## Begin SUPPLIED DATA
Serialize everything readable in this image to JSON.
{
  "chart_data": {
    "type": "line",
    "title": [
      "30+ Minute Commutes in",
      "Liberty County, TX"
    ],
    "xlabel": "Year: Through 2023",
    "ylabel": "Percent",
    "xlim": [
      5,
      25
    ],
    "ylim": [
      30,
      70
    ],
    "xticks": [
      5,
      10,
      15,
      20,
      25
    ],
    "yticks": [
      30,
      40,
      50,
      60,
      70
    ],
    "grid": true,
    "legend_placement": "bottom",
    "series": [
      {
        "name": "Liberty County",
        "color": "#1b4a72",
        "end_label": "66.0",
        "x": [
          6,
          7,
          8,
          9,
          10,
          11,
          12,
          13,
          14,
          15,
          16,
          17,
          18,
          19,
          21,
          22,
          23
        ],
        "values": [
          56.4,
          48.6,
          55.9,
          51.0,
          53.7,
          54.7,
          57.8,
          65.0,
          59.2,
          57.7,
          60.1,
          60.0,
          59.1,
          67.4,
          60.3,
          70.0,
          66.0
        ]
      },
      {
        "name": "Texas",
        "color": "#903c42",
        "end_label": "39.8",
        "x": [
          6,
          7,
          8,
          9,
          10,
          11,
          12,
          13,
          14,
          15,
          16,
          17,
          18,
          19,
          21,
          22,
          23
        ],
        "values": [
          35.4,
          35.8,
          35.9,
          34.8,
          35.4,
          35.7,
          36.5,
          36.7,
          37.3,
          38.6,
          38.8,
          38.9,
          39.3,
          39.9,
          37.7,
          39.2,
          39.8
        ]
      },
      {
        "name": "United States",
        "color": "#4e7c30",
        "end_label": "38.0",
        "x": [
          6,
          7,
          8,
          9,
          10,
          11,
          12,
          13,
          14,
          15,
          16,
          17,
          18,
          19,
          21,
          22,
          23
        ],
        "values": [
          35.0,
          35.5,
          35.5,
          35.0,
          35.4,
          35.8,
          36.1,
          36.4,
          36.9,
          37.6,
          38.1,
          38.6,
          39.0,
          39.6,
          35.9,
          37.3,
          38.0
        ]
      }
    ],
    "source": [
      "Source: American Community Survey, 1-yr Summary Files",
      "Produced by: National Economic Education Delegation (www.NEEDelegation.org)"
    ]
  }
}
## End SUPPLIED DATA
Write the entries again, exactly as they stand.

Serialize everything readable in this image to JSON.
{
  "chart_data": {
    "type": "line",
    "title": [
      "30+ Minute Commutes in",
      "Liberty County, TX"
    ],
    "xlabel": "Year: Through 2023",
    "ylabel": "Percent",
    "xlim": [
      5,
      25
    ],
    "ylim": [
      30,
      70
    ],
    "xticks": [
      5,
      10,
      15,
      20,
      25
    ],
    "yticks": [
      30,
      40,
      50,
      60,
      70
    ],
    "grid": true,
    "legend_placement": "bottom",
    "series": [
      {
        "name": "Liberty County",
        "color": "#1b4a72",
        "end_label": "66.0",
        "x": [
          6,
          7,
          8,
          9,
          10,
          11,
          12,
          13,
          14,
          15,
          16,
          17,
          18,
          19,
          21,
          22,
          23
        ],
        "values": [
          56.4,
          48.6,
          55.9,
          51.0,
          53.7,
          54.7,
          57.8,
          65.0,
          59.2,
          57.7,
          60.1,
          60.0,
          59.1,
          67.4,
          60.3,
          70.0,
          66.0
        ]
      },
      {
        "name": "Texas",
        "color": "#903c42",
        "end_label": "39.8",
        "x": [
          6,
          7,
          8,
          9,
          10,
          11,
          12,
          13,
          14,
          15,
          16,
          17,
          18,
          19,
          21,
          22,
          23
        ],
        "values": [
          35.4,
          35.8,
          35.9,
          34.8,
          35.4,
          35.7,
          36.5,
          36.7,
          37.3,
          38.6,
          38.8,
          38.9,
          39.3,
          39.9,
          37.7,
          39.2,
          39.8
        ]
      },
      {
        "name": "United States",
        "color": "#4e7c30",
        "end_label": "38.0",
        "x": [
          6,
          7,
          8,
          9,
          10,
          11,
          12,
          13,
          14,
          15,
          16,
          17,
          18,
          19,
          21,
          22,
          23
        ],
        "values": [
          35.0,
          35.5,
          35.5,
          35.0,
          35.4,
          35.8,
          36.1,
          36.4,
          36.9,
          37.6,
          38.1,
          38.6,
          39.0,
          39.6,
          35.9,
          37.3,
          38.0
        ]
      }
    ],
    "source": [
      "Source: American Community Survey, 1-yr Summary Files",
      "Produced by: National Economic Education Delegation (www.NEEDelegation.org)"
    ]
  }
}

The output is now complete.